◆ AIM:
Provide the number of lines containing the word "first", and nothing else.

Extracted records
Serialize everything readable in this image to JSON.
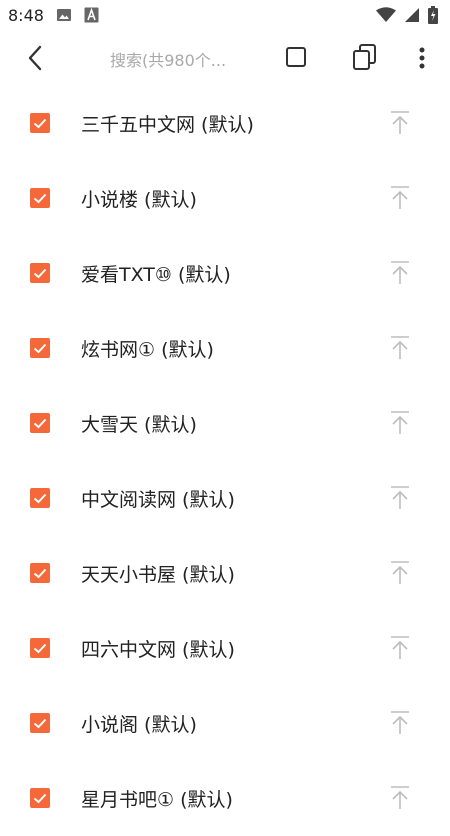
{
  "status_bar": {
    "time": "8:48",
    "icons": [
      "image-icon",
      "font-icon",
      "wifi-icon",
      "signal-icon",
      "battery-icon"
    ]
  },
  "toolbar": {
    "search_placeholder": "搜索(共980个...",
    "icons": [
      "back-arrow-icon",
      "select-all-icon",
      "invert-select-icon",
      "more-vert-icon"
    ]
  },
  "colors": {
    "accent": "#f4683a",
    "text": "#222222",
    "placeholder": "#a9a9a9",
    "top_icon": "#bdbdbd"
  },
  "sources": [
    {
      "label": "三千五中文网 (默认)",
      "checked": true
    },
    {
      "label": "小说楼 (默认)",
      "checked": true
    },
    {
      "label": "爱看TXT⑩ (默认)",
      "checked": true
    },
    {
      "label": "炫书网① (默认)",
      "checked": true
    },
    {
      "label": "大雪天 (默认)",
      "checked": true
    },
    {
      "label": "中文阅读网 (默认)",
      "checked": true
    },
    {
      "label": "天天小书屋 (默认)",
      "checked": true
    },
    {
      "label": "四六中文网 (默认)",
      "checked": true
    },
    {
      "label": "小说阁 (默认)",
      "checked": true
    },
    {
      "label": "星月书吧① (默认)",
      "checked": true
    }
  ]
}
...
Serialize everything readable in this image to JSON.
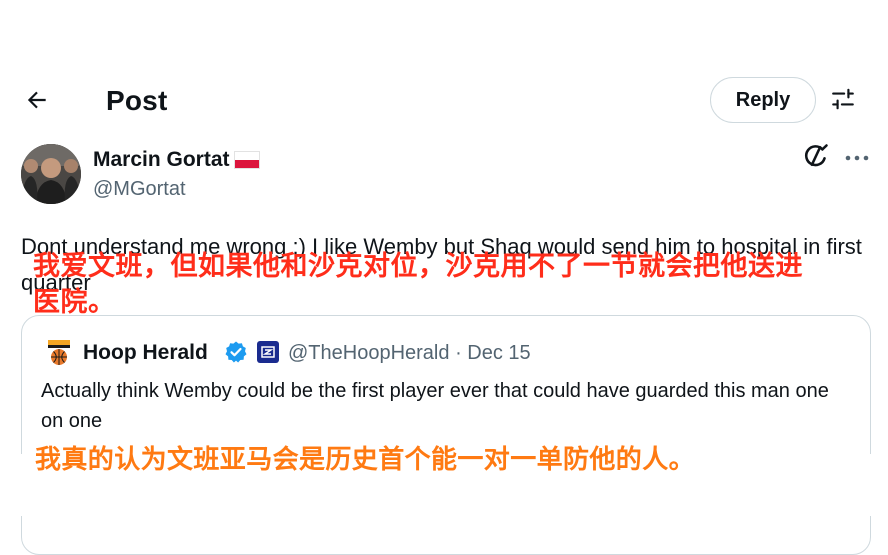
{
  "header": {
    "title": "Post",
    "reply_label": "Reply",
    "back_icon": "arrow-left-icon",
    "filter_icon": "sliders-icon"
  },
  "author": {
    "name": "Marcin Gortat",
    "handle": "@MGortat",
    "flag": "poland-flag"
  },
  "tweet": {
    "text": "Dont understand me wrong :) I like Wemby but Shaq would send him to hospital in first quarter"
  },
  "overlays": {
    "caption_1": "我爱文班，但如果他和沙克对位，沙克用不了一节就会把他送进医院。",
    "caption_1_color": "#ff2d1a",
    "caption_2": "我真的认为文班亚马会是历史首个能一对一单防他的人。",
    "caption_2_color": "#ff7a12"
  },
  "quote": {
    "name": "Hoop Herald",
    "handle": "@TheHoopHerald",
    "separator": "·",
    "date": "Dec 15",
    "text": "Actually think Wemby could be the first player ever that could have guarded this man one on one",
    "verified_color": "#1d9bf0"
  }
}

◆ RESULT BELOW:
2